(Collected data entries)
------------------------
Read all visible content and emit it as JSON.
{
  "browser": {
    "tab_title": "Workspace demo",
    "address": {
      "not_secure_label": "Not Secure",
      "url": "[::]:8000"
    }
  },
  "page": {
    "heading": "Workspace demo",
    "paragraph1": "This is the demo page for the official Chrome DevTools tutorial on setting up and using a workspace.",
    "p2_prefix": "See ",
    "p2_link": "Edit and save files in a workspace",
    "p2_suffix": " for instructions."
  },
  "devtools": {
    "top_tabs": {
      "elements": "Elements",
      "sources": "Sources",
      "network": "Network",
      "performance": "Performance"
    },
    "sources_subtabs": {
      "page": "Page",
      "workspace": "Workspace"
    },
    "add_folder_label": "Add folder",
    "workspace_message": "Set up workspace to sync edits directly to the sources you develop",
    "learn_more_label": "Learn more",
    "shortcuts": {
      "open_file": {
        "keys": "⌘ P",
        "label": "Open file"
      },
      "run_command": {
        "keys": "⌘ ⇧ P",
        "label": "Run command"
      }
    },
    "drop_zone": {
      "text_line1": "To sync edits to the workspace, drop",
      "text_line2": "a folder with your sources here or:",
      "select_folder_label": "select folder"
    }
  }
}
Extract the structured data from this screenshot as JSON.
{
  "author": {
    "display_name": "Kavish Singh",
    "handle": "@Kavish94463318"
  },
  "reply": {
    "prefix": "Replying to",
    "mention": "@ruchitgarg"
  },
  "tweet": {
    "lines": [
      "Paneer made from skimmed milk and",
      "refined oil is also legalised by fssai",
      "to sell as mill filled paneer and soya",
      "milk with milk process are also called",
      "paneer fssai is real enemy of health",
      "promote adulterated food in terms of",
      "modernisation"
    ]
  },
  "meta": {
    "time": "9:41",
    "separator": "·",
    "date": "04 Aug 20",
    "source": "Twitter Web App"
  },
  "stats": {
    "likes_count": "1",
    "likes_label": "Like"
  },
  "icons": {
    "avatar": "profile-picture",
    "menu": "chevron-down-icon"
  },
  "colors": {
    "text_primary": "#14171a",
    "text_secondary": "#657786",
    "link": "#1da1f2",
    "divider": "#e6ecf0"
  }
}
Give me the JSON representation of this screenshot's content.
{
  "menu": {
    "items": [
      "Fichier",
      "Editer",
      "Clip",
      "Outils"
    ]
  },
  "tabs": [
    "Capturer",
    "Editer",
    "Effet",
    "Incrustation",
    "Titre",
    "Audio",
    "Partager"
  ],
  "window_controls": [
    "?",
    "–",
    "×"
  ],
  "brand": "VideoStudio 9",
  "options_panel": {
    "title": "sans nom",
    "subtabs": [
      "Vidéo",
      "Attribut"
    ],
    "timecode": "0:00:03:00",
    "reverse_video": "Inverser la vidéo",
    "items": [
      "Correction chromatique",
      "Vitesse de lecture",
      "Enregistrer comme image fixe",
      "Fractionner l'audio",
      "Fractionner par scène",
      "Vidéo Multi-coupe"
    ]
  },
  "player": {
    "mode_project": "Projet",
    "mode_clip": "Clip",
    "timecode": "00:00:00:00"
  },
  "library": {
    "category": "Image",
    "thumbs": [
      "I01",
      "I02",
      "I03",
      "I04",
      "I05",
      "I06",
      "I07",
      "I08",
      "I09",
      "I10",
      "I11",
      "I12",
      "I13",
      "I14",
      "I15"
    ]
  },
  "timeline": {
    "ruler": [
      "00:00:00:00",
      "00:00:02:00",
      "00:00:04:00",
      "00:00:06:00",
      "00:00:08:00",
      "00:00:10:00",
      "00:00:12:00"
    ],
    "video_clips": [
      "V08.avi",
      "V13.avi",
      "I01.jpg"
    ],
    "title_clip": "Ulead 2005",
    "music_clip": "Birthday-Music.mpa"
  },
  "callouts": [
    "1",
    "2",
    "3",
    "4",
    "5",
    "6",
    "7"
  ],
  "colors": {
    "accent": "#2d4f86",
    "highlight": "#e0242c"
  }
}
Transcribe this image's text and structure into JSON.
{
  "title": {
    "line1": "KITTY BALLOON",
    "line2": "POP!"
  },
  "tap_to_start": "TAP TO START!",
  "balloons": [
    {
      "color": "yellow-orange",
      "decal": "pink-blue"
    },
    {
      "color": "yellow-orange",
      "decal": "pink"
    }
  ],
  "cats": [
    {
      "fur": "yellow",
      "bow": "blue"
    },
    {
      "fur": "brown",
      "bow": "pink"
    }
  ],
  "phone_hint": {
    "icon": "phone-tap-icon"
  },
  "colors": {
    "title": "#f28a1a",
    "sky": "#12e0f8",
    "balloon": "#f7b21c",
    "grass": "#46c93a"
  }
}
------------------------
Copy each line of the preceding data that contains the string "also".

Written response>
      "refined oil is also legalised by fssai",
      "milk with milk process are also called",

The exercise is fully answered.